### AIM:
Write out the records verbatim, beginning with their first line and ending with the line that contains "paragraph-equipment-none: отсутствие приобретения", including both of these lines.

(Dataset excerpt)
______
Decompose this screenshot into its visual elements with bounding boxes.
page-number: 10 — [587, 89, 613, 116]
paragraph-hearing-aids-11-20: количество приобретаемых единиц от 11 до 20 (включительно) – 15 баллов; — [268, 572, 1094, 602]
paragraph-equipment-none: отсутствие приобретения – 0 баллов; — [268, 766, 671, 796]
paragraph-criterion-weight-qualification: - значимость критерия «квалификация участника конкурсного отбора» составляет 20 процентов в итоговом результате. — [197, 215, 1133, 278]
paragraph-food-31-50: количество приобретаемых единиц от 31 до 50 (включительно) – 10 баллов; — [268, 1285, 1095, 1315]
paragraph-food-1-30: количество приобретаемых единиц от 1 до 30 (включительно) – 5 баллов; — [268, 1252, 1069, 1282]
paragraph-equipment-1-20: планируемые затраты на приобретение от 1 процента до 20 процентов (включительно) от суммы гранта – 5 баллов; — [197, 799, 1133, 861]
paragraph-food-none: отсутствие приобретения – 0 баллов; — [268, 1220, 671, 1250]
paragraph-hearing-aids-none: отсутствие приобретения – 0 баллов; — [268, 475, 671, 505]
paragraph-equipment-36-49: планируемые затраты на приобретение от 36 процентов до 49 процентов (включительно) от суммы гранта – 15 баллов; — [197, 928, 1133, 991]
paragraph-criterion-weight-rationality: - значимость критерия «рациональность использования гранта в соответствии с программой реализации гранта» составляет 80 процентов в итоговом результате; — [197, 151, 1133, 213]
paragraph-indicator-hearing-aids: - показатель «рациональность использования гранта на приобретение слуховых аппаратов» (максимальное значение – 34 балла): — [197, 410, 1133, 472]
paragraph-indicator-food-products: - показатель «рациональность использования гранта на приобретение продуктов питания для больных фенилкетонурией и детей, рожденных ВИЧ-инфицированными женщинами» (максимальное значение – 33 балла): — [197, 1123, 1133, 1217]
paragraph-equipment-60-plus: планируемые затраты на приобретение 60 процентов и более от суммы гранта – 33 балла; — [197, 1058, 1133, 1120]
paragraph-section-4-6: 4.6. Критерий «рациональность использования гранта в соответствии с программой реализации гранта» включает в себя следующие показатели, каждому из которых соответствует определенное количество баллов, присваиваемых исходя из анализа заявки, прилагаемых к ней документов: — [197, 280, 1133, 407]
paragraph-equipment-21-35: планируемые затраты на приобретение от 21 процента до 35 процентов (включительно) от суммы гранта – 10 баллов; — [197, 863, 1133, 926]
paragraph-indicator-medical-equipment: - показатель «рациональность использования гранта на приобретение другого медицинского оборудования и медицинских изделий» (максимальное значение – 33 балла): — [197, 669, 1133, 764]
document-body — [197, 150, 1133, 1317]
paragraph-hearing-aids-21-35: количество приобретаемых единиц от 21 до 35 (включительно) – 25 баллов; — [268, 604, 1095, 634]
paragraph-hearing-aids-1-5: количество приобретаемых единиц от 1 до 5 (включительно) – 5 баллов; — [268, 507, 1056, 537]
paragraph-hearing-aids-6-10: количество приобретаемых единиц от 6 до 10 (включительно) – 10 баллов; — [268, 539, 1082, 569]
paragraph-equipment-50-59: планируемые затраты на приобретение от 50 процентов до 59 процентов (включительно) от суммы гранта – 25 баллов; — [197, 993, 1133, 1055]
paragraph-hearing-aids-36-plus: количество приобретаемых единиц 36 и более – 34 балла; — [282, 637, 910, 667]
______
### WRITTEN RESPONSE:
Decompose this screenshot into its visual elements with bounding boxes.
page-number: 10 — [587, 89, 613, 116]
paragraph-hearing-aids-11-20: количество приобретаемых единиц от 11 до 20 (включительно) – 15 баллов; — [268, 572, 1094, 602]
paragraph-equipment-none: отсутствие приобретения – 0 баллов; — [268, 766, 671, 796]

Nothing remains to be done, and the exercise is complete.